Stored items from a collection:
--- Start ---

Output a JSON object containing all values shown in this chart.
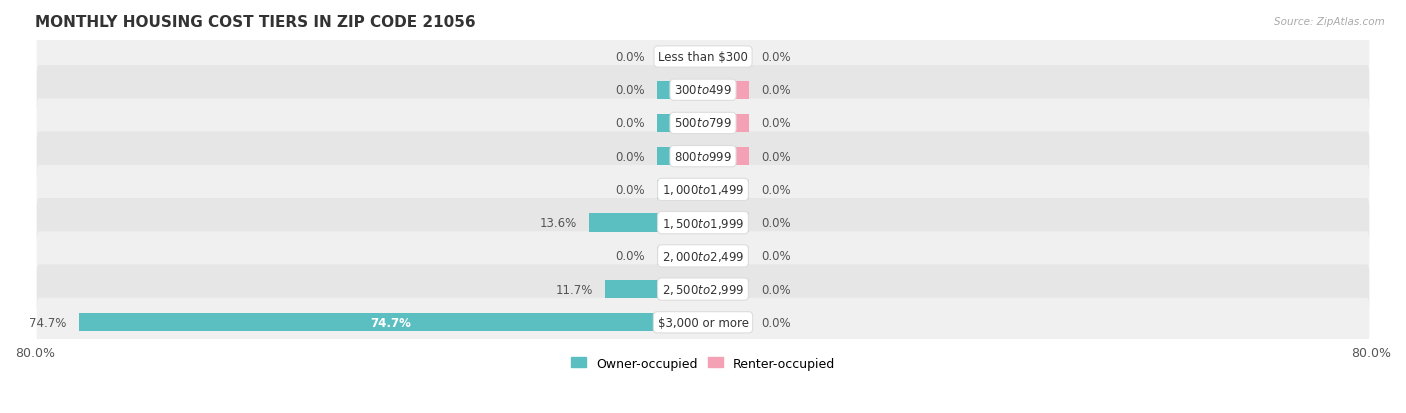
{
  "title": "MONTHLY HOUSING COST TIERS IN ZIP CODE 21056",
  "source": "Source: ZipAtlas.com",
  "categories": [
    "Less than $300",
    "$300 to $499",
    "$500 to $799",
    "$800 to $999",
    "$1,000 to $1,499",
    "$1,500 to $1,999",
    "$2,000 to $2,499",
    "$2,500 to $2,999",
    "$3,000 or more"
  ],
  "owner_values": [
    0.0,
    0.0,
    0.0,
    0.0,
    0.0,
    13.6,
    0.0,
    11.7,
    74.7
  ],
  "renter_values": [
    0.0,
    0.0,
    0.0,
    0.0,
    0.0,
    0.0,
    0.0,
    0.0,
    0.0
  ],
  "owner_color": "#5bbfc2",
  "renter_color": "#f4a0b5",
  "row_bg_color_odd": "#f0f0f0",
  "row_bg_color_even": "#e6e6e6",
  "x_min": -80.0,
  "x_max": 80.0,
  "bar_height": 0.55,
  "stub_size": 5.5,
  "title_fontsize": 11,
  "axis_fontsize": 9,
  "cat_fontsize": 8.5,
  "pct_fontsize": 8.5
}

--- End ---

» **The request**: The material above must be printed exactly, with its pictures left out.

» **Result below**:
Output a JSON object containing all values shown in this chart.
{
  "title": "MONTHLY HOUSING COST TIERS IN ZIP CODE 21056",
  "source": "Source: ZipAtlas.com",
  "categories": [
    "Less than $300",
    "$300 to $499",
    "$500 to $799",
    "$800 to $999",
    "$1,000 to $1,499",
    "$1,500 to $1,999",
    "$2,000 to $2,499",
    "$2,500 to $2,999",
    "$3,000 or more"
  ],
  "owner_values": [
    0.0,
    0.0,
    0.0,
    0.0,
    0.0,
    13.6,
    0.0,
    11.7,
    74.7
  ],
  "renter_values": [
    0.0,
    0.0,
    0.0,
    0.0,
    0.0,
    0.0,
    0.0,
    0.0,
    0.0
  ],
  "owner_color": "#5bbfc2",
  "renter_color": "#f4a0b5",
  "row_bg_color_odd": "#f0f0f0",
  "row_bg_color_even": "#e6e6e6",
  "x_min": -80.0,
  "x_max": 80.0,
  "bar_height": 0.55,
  "stub_size": 5.5,
  "title_fontsize": 11,
  "axis_fontsize": 9,
  "cat_fontsize": 8.5,
  "pct_fontsize": 8.5
}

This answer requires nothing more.